===== Material for the task

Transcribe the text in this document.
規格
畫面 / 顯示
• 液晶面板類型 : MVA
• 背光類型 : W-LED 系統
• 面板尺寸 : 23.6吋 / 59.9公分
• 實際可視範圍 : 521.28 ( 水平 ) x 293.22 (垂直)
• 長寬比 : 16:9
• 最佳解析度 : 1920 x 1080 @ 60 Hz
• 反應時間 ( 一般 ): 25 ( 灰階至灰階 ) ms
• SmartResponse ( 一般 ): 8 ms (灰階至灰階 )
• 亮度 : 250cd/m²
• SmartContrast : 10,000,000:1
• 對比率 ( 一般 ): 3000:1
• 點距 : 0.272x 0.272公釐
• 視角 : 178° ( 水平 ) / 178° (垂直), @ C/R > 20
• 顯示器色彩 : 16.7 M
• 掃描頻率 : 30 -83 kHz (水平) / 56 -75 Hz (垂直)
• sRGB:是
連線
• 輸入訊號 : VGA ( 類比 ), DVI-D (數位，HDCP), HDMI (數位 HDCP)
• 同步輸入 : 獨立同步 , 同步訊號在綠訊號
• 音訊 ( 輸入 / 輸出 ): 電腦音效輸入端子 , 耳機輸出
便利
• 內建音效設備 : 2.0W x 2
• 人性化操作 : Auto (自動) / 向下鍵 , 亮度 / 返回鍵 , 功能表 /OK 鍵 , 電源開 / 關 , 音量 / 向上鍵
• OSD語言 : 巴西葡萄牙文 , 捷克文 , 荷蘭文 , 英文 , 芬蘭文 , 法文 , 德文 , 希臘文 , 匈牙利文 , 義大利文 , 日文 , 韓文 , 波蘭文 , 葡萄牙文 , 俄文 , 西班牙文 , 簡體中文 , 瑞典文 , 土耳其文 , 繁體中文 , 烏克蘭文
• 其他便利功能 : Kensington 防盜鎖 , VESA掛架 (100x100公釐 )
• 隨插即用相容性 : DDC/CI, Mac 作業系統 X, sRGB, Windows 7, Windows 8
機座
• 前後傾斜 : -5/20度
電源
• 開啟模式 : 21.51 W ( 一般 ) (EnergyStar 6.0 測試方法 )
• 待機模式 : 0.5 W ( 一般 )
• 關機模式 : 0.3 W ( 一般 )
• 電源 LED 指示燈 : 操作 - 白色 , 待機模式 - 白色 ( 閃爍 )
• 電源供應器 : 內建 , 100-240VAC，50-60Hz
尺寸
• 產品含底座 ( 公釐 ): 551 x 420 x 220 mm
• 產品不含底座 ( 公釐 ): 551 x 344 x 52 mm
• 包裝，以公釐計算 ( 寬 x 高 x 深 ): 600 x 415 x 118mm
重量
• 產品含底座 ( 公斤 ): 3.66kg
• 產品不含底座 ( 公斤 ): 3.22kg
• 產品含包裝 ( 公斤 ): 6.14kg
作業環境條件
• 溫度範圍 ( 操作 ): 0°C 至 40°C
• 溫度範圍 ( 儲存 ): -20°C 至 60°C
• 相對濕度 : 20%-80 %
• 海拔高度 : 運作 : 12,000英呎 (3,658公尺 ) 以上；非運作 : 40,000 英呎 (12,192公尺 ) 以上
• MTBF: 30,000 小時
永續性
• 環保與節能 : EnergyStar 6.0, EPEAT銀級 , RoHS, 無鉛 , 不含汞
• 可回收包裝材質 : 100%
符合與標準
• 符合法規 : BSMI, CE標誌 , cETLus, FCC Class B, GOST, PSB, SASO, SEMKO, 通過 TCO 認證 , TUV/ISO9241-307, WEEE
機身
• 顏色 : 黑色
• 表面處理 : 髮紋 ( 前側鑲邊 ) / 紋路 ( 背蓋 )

==========

_Task instructions_
Scan the listing above and identify each line holding the string "sRGB"; copy every such line.

_Problem solution_
• sRGB:是
• 隨插即用相容性 : DDC/CI, Mac 作業系統 X, sRGB, Windows 7, Windows 8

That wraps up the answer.